## Task to complete
In the material below, list every line carrying the string "JSON".
[Input start]
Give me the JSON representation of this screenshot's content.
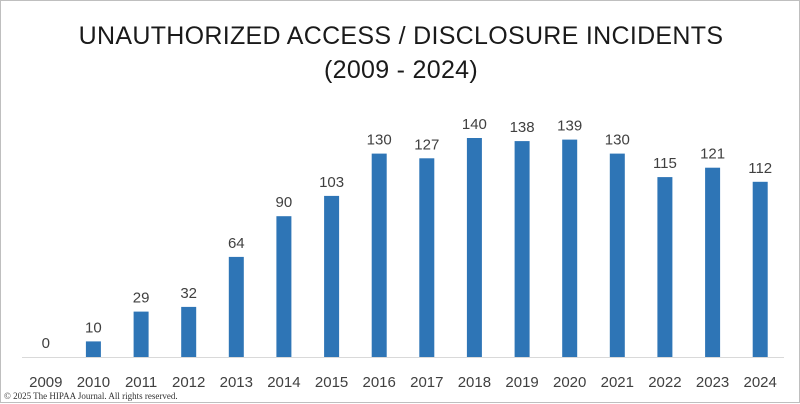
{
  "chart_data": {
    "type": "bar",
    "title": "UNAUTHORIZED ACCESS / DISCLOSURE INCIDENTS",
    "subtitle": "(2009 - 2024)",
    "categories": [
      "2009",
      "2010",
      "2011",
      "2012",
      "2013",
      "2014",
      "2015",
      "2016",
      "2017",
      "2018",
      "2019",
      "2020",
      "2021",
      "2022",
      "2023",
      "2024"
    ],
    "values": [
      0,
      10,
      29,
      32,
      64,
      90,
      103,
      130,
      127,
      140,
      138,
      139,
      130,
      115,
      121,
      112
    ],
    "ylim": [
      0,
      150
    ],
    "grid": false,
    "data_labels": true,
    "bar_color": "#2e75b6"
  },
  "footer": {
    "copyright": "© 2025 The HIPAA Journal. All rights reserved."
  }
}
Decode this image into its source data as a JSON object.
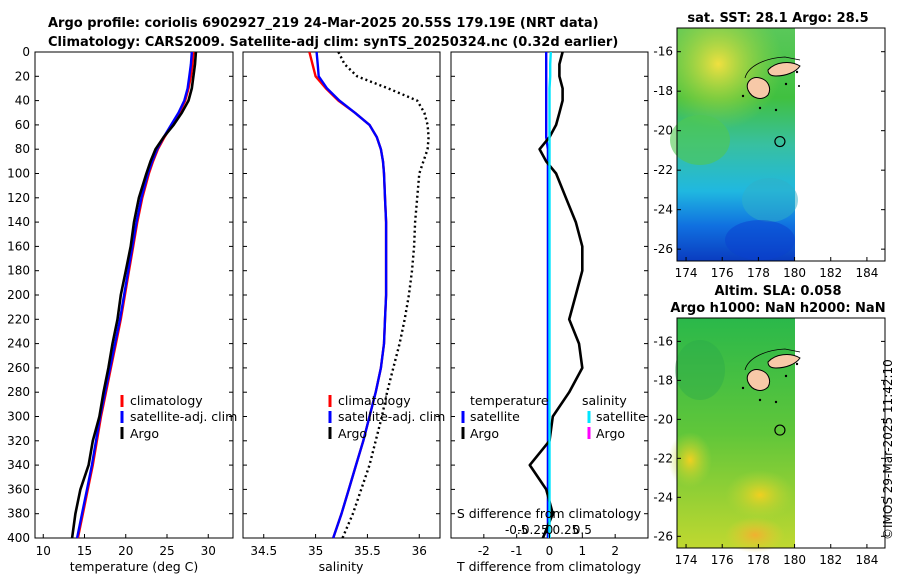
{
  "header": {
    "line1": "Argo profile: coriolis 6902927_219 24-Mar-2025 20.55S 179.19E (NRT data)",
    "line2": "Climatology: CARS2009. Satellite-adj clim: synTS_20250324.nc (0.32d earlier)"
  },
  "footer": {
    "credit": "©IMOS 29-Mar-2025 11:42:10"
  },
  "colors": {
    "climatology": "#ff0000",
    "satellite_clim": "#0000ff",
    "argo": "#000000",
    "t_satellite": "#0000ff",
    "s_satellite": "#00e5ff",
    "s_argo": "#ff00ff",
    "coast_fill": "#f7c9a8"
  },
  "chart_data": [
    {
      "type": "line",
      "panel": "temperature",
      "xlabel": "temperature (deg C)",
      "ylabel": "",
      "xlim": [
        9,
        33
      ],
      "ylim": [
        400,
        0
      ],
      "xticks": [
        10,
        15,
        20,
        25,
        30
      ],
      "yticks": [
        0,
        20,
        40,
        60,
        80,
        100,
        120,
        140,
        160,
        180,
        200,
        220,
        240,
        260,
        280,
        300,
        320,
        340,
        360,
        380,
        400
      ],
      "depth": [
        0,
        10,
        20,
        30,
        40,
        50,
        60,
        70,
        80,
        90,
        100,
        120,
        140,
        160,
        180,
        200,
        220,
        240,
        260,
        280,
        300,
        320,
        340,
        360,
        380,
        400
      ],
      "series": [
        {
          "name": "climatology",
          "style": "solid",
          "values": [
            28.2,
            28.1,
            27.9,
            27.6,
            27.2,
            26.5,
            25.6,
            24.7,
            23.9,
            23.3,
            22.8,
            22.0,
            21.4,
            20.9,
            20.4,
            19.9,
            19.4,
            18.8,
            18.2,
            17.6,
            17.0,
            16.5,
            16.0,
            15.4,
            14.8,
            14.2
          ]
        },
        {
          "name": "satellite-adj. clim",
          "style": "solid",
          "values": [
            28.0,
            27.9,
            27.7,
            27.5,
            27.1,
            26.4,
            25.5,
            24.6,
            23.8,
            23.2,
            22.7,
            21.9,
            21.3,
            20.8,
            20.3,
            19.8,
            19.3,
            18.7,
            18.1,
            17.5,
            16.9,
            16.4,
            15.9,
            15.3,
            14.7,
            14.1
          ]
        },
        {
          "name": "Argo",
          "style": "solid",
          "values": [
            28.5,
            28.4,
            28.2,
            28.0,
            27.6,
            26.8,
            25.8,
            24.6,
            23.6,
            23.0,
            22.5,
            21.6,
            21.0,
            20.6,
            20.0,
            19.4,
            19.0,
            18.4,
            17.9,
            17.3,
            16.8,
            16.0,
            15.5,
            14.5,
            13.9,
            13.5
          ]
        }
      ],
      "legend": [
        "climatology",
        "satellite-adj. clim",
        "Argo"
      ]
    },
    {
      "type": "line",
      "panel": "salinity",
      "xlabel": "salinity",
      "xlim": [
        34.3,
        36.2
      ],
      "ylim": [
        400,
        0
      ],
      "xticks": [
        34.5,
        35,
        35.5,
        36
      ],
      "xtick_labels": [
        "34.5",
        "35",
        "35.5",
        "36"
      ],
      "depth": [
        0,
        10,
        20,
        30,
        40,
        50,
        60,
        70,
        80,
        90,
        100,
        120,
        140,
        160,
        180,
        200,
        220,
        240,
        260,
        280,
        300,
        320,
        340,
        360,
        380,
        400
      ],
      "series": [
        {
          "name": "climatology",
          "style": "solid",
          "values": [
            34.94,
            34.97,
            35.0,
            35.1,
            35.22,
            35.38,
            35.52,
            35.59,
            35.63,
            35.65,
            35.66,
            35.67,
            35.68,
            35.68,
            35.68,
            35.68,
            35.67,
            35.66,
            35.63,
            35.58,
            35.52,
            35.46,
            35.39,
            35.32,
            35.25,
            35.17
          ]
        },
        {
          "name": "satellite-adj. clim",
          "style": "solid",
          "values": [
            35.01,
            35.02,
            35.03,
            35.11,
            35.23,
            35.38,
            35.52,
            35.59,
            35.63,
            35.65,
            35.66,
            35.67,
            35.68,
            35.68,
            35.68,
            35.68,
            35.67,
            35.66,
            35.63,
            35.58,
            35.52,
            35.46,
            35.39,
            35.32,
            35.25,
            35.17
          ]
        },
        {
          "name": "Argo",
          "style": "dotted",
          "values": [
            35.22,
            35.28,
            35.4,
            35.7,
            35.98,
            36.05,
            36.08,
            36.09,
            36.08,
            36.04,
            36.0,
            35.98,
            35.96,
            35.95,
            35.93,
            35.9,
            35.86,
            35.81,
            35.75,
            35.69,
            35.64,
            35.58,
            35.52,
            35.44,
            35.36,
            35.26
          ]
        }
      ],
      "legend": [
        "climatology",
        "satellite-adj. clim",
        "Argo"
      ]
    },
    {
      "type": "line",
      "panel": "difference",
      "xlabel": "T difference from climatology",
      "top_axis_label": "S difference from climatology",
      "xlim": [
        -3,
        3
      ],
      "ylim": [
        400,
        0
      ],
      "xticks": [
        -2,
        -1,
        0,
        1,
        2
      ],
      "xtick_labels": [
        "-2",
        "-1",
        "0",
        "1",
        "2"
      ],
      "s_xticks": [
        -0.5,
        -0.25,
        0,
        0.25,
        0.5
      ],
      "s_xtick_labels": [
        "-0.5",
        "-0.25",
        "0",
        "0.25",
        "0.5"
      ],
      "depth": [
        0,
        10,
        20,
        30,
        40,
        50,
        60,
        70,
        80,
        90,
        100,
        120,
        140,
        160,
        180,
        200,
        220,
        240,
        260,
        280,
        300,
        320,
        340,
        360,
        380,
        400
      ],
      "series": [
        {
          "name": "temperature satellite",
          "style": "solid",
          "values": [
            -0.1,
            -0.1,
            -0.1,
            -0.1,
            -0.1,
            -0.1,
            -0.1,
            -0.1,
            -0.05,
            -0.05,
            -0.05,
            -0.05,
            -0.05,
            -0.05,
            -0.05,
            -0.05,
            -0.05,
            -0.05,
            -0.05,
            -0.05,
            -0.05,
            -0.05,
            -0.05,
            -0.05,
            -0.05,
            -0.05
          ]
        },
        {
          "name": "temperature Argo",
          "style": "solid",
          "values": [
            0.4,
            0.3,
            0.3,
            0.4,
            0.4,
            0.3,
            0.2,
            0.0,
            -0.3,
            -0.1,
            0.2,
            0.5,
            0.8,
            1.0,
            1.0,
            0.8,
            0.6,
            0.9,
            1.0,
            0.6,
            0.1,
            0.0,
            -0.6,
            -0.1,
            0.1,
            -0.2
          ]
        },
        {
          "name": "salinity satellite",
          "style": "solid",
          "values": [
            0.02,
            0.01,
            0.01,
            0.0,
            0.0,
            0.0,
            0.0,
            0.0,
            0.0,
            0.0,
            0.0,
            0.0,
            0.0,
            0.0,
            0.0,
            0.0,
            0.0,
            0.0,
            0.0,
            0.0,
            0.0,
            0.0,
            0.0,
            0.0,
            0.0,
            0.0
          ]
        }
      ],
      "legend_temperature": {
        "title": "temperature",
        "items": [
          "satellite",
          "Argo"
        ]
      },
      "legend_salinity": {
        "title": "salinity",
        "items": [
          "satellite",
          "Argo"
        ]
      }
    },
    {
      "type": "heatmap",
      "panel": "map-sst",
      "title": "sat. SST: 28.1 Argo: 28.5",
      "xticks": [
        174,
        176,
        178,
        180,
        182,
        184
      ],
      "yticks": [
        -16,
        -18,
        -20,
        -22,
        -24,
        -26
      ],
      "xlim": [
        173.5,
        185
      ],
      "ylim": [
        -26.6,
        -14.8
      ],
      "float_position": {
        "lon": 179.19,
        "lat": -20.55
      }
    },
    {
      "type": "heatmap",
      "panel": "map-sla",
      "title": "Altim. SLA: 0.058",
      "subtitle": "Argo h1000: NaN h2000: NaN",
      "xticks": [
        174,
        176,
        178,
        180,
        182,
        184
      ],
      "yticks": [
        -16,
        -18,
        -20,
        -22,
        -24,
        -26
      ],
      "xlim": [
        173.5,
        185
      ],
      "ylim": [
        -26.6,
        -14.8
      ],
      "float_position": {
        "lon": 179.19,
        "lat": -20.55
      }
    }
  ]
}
[Input end]
## Written reply
Give me the JSON representation of this screenshot's content.
Decode this image into its source data as a JSON object.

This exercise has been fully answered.